=== DO THIS ===
Repeat the listing word for word. No pictures belong in the copy.

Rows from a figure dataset
____

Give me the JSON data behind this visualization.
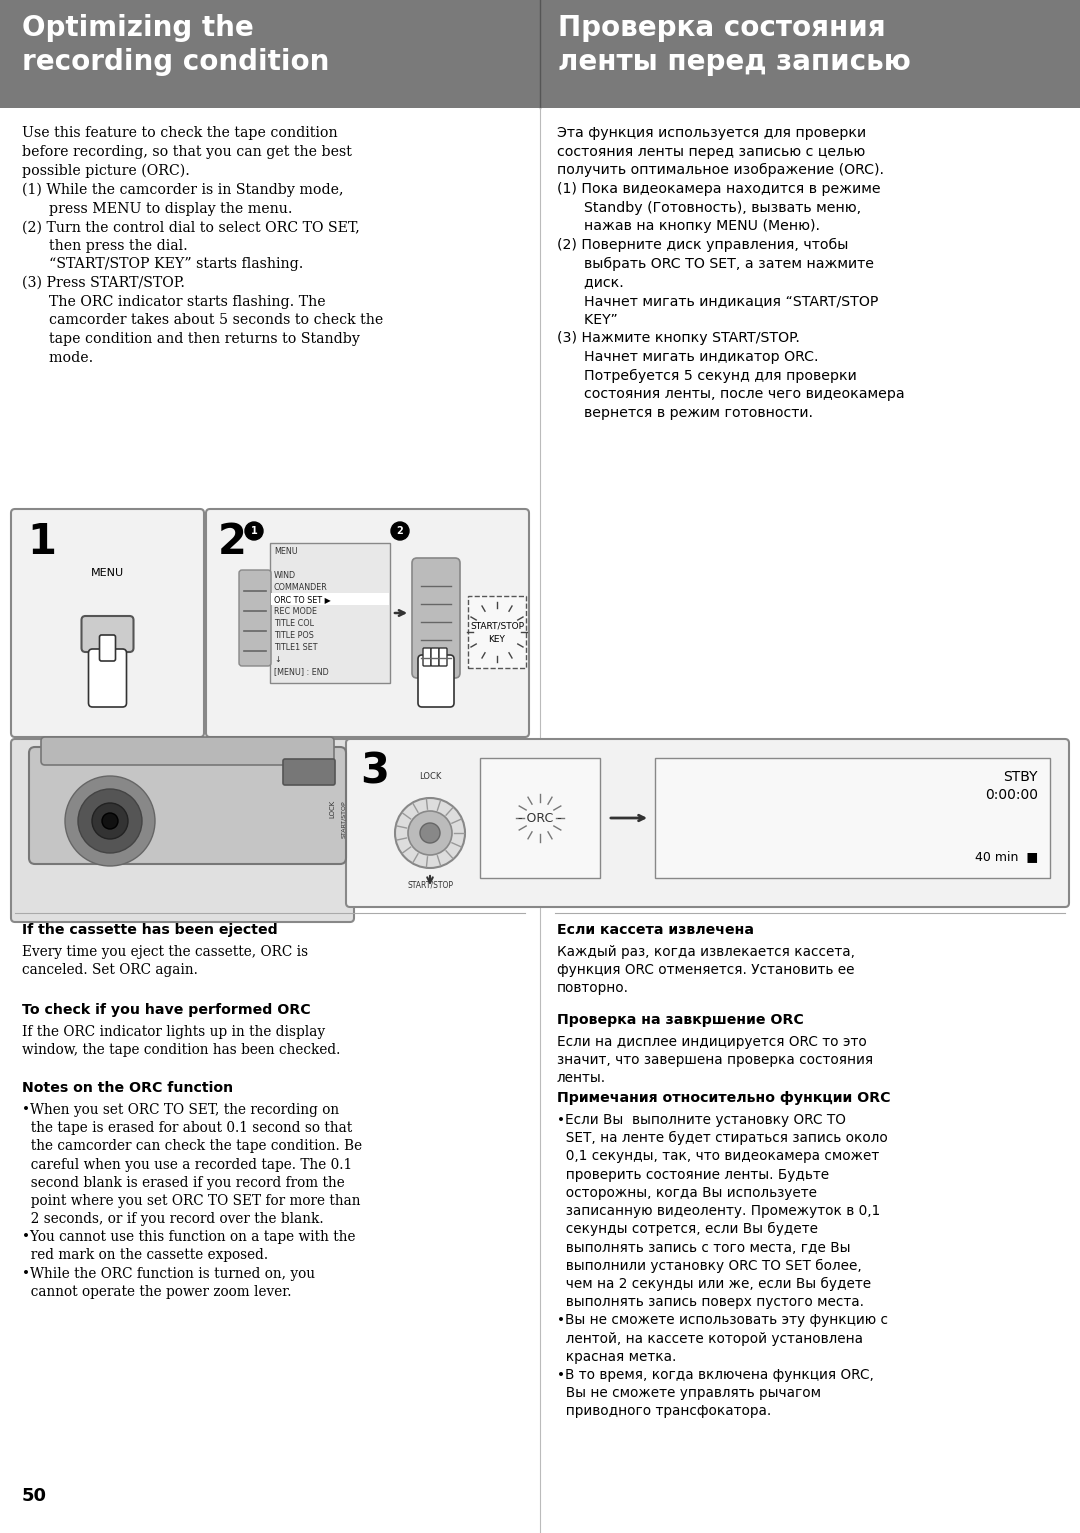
{
  "header_bg": "#7a7a7a",
  "header_text_color": "#ffffff",
  "page_bg": "#ffffff",
  "title_left": "Optimizing the\nrecording condition",
  "title_right": "Проверка состояния\nленты перед записью",
  "page_number": "50",
  "divider_color": "#bbbbbb",
  "box_border_color": "#888888",
  "box_bg": "#f2f2f2"
}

____

=== TASK RESPONSE ===
Give me the JSON data behind this visualization.
{
  "header_bg": "#7a7a7a",
  "header_text_color": "#ffffff",
  "page_bg": "#ffffff",
  "title_left": "Optimizing the\nrecording condition",
  "title_right": "Проверка состояния\nленты перед записью",
  "page_number": "50",
  "divider_color": "#bbbbbb",
  "box_border_color": "#888888",
  "box_bg": "#f2f2f2"
}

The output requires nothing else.